__TASK DATA__.
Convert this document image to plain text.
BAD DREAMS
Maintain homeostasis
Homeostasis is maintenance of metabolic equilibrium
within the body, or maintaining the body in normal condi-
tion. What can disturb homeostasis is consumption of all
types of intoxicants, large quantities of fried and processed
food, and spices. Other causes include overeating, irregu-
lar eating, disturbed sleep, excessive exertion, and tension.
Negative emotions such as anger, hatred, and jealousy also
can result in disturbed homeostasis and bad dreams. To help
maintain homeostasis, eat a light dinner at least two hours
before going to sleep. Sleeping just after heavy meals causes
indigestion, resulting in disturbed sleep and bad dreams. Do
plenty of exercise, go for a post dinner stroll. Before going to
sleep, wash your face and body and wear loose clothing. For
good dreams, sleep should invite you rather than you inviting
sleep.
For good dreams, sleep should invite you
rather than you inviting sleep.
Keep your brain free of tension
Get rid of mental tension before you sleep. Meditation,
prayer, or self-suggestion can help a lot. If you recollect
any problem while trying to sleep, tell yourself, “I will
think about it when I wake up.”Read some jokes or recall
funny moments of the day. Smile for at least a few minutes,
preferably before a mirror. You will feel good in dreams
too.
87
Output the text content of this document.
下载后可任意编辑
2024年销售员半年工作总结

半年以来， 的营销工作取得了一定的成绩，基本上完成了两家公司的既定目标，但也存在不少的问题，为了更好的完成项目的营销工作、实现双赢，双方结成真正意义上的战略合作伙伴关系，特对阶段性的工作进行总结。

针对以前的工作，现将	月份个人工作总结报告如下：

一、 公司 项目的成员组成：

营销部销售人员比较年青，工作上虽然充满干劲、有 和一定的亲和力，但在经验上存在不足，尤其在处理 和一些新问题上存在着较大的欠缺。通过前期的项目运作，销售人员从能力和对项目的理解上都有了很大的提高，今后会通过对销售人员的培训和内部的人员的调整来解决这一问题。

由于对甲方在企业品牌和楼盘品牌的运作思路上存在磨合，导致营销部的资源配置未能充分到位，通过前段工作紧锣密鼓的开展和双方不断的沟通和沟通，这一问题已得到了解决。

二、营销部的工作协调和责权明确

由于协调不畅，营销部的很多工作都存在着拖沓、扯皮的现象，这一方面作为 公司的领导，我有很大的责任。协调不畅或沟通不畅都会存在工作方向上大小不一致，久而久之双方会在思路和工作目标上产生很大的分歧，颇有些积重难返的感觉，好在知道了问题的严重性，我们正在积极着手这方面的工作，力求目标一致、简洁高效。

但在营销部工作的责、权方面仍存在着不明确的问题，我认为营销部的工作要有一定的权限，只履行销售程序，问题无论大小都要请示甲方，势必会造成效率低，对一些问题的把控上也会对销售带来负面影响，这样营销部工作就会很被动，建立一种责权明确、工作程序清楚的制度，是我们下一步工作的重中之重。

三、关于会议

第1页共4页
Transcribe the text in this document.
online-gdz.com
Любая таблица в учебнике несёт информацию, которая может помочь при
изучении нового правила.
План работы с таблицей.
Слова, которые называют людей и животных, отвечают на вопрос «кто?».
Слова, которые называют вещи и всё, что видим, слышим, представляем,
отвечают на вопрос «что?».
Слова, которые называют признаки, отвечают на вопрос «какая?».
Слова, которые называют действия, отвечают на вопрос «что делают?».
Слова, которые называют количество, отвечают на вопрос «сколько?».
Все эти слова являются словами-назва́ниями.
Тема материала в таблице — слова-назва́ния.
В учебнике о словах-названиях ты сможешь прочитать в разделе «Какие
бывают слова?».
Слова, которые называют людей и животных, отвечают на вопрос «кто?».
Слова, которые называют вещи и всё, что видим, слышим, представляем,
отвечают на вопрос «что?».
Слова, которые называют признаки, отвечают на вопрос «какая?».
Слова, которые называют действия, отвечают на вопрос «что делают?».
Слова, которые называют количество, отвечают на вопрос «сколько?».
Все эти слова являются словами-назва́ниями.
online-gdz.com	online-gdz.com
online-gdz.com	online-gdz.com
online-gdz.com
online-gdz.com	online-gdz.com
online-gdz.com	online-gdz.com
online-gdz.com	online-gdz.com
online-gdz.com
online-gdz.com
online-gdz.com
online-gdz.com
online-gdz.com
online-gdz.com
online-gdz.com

__WRITTEN EXERCISE__. Nothing should be changed: write out all of the data as is.

__EXPECTED OUTPUT__.
Convert this document image to plain text.
BAD DREAMS
Maintain homeostasis
Homeostasis is maintenance of metabolic equilibrium
within the body, or maintaining the body in normal condi-
tion. What can disturb homeostasis is consumption of all
types of intoxicants, large quantities of fried and processed
food, and spices. Other causes include overeating, irregu-
lar eating, disturbed sleep, excessive exertion, and tension.
Negative emotions such as anger, hatred, and jealousy also
can result in disturbed homeostasis and bad dreams. To help
maintain homeostasis, eat a light dinner at least two hours
before going to sleep. Sleeping just after heavy meals causes
indigestion, resulting in disturbed sleep and bad dreams. Do
plenty of exercise, go for a post dinner stroll. Before going to
sleep, wash your face and body and wear loose clothing. For
good dreams, sleep should invite you rather than you inviting
sleep.
For good dreams, sleep should invite you
rather than you inviting sleep.
Keep your brain free of tension
Get rid of mental tension before you sleep. Meditation,
prayer, or self-suggestion can help a lot. If you recollect
any problem while trying to sleep, tell yourself, “I will
think about it when I wake up.”Read some jokes or recall
funny moments of the day. Smile for at least a few minutes,
preferably before a mirror. You will feel good in dreams
too.
87
Output the text content of this document.
下载后可任意编辑
2024年销售员半年工作总结

半年以来， 的营销工作取得了一定的成绩，基本上完成了两家公司的既定目标，但也存在不少的问题，为了更好的完成项目的营销工作、实现双赢，双方结成真正意义上的战略合作伙伴关系，特对阶段性的工作进行总结。

针对以前的工作，现将	月份个人工作总结报告如下：

一、 公司 项目的成员组成：

营销部销售人员比较年青，工作上虽然充满干劲、有 和一定的亲和力，但在经验上存在不足，尤其在处理 和一些新问题上存在着较大的欠缺。通过前期的项目运作，销售人员从能力和对项目的理解上都有了很大的提高，今后会通过对销售人员的培训和内部的人员的调整来解决这一问题。

由于对甲方在企业品牌和楼盘品牌的运作思路上存在磨合，导致营销部的资源配置未能充分到位，通过前段工作紧锣密鼓的开展和双方不断的沟通和沟通，这一问题已得到了解决。

二、营销部的工作协调和责权明确

由于协调不畅，营销部的很多工作都存在着拖沓、扯皮的现象，这一方面作为 公司的领导，我有很大的责任。协调不畅或沟通不畅都会存在工作方向上大小不一致，久而久之双方会在思路和工作目标上产生很大的分歧，颇有些积重难返的感觉，好在知道了问题的严重性，我们正在积极着手这方面的工作，力求目标一致、简洁高效。

但在营销部工作的责、权方面仍存在着不明确的问题，我认为营销部的工作要有一定的权限，只履行销售程序，问题无论大小都要请示甲方，势必会造成效率低，对一些问题的把控上也会对销售带来负面影响，这样营销部工作就会很被动，建立一种责权明确、工作程序清楚的制度，是我们下一步工作的重中之重。

三、关于会议

第1页共4页
Transcribe the text in this document.
online-gdz.com
Любая таблица в учебнике несёт информацию, которая может помочь при
изучении нового правила.
План работы с таблицей.
Слова, которые называют людей и животных, отвечают на вопрос «кто?».
Слова, которые называют вещи и всё, что видим, слышим, представляем,
отвечают на вопрос «что?».
Слова, которые называют признаки, отвечают на вопрос «какая?».
Слова, которые называют действия, отвечают на вопрос «что делают?».
Слова, которые называют количество, отвечают на вопрос «сколько?».
Все эти слова являются словами-назва́ниями.
Тема материала в таблице — слова-назва́ния.
В учебнике о словах-названиях ты сможешь прочитать в разделе «Какие
бывают слова?».
Слова, которые называют людей и животных, отвечают на вопрос «кто?».
Слова, которые называют вещи и всё, что видим, слышим, представляем,
отвечают на вопрос «что?».
Слова, которые называют признаки, отвечают на вопрос «какая?».
Слова, которые называют действия, отвечают на вопрос «что делают?».
Слова, которые называют количество, отвечают на вопрос «сколько?».
Все эти слова являются словами-назва́ниями.
online-gdz.com	online-gdz.com
online-gdz.com	online-gdz.com
online-gdz.com
online-gdz.com	online-gdz.com
online-gdz.com	online-gdz.com
online-gdz.com	online-gdz.com
online-gdz.com
online-gdz.com
online-gdz.com
online-gdz.com
online-gdz.com
online-gdz.com
online-gdz.com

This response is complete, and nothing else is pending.